"""

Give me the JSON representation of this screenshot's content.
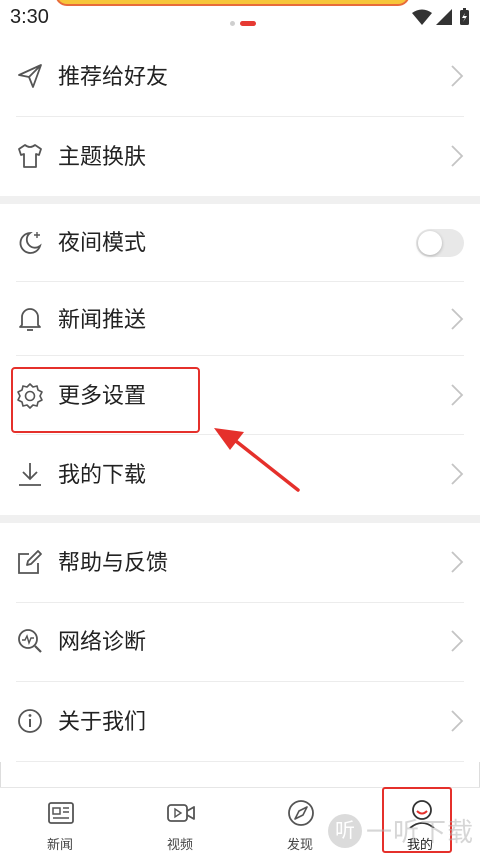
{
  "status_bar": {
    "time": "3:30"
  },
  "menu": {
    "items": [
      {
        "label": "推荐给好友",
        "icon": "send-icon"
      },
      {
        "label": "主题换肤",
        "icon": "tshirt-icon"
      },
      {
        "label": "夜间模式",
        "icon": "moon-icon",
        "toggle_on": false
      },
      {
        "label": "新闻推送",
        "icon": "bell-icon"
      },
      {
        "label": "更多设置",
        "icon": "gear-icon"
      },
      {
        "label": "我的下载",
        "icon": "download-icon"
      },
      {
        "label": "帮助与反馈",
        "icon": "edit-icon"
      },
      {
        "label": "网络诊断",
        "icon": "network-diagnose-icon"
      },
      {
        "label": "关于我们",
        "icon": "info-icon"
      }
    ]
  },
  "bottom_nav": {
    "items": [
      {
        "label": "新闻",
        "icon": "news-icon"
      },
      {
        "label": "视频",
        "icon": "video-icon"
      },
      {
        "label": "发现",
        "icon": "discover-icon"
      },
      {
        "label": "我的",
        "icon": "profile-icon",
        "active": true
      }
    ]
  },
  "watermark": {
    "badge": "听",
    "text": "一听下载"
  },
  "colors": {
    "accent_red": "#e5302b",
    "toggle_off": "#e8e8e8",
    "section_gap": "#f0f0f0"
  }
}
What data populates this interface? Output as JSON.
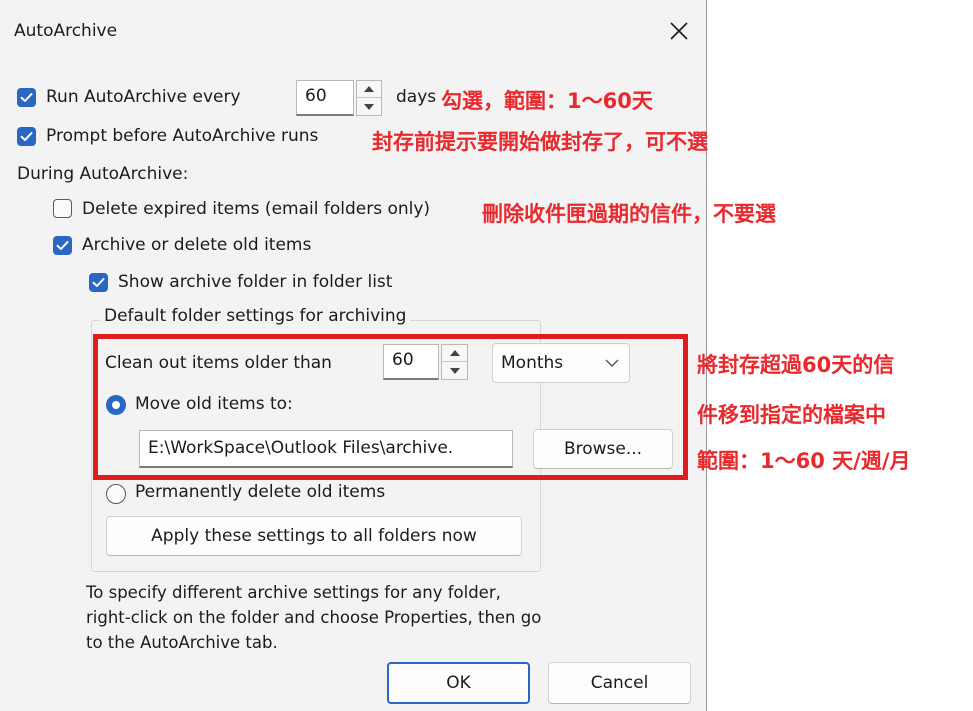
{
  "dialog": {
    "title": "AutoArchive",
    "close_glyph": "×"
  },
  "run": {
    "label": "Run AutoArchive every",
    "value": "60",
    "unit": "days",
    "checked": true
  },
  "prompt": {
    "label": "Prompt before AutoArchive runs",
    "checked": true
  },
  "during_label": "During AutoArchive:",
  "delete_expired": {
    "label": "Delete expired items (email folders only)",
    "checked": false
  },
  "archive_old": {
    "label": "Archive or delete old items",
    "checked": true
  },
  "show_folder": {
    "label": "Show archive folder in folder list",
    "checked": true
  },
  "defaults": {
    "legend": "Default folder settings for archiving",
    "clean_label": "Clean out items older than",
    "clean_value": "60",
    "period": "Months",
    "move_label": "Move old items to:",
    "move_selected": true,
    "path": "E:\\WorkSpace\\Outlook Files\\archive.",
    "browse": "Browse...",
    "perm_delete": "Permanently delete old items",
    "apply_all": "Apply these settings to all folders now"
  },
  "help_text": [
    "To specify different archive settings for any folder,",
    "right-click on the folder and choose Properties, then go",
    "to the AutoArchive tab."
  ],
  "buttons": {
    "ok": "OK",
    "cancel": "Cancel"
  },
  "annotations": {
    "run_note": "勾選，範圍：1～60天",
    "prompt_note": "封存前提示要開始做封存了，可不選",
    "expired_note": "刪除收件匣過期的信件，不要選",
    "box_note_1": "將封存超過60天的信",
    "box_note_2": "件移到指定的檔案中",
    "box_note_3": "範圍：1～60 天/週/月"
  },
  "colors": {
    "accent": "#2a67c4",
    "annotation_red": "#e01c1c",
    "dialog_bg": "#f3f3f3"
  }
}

"""
"""

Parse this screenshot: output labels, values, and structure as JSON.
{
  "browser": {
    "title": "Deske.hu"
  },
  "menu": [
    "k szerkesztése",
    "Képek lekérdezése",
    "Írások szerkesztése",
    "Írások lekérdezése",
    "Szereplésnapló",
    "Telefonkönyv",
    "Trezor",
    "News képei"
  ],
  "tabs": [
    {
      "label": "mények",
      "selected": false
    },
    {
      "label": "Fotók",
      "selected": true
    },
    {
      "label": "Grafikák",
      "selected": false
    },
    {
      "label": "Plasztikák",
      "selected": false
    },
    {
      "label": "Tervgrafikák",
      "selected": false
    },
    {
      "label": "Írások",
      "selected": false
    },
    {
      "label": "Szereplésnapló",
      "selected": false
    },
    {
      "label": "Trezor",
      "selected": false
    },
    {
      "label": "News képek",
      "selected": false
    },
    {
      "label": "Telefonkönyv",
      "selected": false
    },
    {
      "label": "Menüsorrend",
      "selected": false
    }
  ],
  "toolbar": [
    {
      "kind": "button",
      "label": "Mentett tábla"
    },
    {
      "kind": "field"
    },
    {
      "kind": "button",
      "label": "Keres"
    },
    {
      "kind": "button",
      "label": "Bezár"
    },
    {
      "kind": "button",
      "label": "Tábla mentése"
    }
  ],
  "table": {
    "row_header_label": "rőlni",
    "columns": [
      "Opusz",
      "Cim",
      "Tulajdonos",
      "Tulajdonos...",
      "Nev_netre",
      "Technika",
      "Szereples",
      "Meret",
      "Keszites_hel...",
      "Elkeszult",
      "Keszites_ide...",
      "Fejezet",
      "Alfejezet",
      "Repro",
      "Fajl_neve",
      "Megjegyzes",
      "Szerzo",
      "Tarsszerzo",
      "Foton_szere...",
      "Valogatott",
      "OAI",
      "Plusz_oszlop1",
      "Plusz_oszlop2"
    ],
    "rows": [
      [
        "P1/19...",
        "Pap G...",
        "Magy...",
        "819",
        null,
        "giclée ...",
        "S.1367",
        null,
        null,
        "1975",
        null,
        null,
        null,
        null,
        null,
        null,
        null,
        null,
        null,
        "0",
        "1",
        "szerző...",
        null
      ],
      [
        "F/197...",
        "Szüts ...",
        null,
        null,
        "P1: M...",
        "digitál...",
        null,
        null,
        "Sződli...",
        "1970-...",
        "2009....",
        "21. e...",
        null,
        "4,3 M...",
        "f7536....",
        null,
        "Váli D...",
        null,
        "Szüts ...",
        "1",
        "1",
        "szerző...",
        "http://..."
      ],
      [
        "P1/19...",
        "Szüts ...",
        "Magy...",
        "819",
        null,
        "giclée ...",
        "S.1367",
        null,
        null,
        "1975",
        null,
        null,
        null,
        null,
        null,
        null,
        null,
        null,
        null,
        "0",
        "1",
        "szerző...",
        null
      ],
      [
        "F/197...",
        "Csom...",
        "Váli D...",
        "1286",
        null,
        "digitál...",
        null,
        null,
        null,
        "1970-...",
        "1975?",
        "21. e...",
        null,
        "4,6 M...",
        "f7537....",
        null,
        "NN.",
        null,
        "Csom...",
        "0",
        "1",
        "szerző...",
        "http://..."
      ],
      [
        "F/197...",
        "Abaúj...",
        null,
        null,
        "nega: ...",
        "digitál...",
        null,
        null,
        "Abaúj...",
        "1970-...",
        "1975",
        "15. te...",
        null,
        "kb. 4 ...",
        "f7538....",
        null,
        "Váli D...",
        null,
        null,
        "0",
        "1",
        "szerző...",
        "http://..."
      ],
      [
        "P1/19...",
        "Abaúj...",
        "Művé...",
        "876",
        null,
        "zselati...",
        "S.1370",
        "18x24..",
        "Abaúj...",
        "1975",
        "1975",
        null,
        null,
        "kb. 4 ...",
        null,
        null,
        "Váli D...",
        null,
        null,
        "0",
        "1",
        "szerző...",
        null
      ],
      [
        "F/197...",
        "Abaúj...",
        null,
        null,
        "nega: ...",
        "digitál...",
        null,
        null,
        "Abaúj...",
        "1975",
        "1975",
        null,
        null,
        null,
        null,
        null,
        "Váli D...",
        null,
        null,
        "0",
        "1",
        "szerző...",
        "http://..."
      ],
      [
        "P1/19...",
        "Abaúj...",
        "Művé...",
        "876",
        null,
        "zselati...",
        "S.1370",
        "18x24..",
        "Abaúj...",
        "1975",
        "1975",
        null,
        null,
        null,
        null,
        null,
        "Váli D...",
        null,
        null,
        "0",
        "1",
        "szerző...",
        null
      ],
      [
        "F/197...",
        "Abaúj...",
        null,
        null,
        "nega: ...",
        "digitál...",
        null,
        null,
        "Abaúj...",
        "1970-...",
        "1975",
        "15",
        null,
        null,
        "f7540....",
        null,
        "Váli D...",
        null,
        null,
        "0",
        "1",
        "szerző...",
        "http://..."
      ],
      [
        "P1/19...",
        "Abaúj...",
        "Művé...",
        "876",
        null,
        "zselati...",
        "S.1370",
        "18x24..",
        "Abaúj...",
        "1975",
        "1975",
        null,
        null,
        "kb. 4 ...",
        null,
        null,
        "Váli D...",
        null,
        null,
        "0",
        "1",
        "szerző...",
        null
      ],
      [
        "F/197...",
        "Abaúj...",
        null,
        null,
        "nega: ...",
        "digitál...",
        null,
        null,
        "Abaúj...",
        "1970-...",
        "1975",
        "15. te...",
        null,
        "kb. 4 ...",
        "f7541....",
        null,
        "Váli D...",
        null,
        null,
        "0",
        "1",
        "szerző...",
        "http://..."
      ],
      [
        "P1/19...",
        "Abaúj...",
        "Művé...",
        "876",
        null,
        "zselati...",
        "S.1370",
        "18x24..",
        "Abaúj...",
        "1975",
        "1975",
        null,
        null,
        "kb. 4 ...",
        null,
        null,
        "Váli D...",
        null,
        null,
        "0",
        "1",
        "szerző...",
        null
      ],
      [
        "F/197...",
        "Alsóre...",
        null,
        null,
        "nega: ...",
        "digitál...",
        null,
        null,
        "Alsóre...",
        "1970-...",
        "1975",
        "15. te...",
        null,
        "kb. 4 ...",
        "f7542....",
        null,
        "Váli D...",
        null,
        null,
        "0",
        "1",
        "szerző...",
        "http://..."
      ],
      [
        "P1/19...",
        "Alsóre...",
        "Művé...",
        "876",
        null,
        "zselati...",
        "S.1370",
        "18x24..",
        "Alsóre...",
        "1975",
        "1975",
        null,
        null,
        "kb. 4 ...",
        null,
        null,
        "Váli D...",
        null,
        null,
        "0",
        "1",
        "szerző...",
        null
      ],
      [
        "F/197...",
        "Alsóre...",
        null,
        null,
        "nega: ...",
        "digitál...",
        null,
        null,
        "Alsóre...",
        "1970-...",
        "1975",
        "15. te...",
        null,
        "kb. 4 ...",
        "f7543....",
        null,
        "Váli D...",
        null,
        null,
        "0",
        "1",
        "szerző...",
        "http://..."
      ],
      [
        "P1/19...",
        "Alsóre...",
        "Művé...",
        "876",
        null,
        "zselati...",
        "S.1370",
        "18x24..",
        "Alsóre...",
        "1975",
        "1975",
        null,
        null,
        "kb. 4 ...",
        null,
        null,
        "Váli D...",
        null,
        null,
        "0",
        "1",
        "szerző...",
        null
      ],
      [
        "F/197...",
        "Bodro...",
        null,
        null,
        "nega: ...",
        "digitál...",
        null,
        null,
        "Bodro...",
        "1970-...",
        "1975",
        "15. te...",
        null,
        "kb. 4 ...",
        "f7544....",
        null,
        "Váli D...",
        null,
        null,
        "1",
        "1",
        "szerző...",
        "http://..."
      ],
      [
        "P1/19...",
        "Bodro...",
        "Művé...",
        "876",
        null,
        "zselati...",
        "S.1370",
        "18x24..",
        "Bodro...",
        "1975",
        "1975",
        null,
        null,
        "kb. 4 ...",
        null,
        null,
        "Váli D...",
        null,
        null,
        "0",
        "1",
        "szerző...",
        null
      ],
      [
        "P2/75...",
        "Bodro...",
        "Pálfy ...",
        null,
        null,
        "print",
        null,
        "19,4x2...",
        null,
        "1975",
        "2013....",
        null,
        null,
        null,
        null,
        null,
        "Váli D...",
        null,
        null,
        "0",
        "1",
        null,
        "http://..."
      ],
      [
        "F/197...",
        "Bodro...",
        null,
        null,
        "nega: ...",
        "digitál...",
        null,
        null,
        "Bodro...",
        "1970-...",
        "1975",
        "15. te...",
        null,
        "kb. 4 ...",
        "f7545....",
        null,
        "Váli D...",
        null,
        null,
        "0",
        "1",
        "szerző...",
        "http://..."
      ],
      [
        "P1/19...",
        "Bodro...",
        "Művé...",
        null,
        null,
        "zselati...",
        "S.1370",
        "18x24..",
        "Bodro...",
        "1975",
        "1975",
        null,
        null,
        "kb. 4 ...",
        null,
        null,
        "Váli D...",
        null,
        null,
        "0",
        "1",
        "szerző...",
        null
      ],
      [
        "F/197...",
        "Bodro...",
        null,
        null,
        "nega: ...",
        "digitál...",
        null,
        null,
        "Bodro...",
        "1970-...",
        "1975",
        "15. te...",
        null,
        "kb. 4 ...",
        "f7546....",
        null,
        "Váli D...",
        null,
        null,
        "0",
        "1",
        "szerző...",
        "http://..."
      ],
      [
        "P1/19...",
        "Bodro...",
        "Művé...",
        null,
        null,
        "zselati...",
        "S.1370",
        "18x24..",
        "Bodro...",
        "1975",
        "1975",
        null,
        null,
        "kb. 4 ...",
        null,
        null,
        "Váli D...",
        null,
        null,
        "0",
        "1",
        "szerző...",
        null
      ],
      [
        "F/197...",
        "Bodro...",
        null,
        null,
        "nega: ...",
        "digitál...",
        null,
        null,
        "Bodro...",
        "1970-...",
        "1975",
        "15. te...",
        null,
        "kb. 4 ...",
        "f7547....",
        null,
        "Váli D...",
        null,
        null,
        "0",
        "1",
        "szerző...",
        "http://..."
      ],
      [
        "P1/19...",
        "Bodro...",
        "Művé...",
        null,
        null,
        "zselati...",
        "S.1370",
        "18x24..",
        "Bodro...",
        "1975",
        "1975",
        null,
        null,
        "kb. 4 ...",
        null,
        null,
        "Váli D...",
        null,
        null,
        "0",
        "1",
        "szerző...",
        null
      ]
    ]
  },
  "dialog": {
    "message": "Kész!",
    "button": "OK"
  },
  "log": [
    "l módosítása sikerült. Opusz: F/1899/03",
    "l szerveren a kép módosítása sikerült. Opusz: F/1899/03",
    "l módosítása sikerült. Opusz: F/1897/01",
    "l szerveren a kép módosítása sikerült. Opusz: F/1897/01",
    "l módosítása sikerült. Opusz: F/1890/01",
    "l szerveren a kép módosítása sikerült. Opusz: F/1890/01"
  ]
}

"""
"""

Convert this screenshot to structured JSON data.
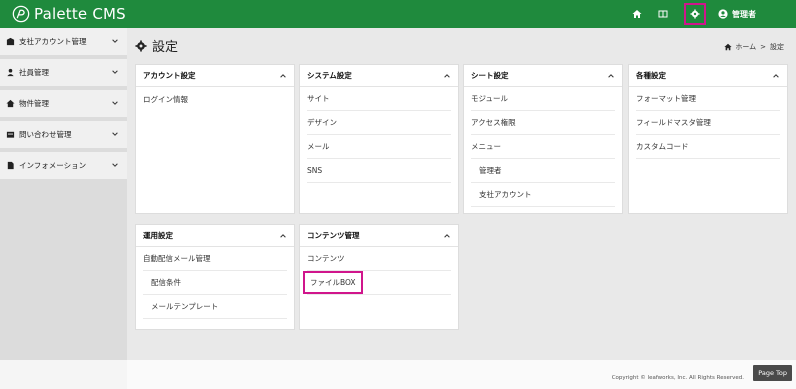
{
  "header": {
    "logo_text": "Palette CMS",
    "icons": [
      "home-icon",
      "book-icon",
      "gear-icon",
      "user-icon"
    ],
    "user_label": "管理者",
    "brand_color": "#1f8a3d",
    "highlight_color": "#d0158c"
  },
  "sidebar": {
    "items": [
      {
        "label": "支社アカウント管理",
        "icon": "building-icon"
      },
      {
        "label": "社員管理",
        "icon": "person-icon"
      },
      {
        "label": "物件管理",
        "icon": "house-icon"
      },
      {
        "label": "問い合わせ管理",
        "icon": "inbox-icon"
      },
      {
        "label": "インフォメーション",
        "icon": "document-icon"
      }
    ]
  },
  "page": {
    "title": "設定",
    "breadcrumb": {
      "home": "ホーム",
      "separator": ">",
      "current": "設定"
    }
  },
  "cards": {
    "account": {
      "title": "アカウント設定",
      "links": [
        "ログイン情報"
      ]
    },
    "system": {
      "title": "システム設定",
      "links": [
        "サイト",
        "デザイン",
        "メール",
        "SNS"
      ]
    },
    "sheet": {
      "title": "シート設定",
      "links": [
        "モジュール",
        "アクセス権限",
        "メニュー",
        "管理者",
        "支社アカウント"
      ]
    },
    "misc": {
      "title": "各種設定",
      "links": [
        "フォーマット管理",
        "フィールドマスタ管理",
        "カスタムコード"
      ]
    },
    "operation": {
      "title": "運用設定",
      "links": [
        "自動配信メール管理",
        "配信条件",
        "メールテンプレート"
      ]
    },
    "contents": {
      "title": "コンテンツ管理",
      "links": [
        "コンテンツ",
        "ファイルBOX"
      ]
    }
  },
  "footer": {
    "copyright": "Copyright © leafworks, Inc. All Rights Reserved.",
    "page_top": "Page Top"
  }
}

"""

What is the number of lines in the records that contain "lekérdezése"? Give that number only.

2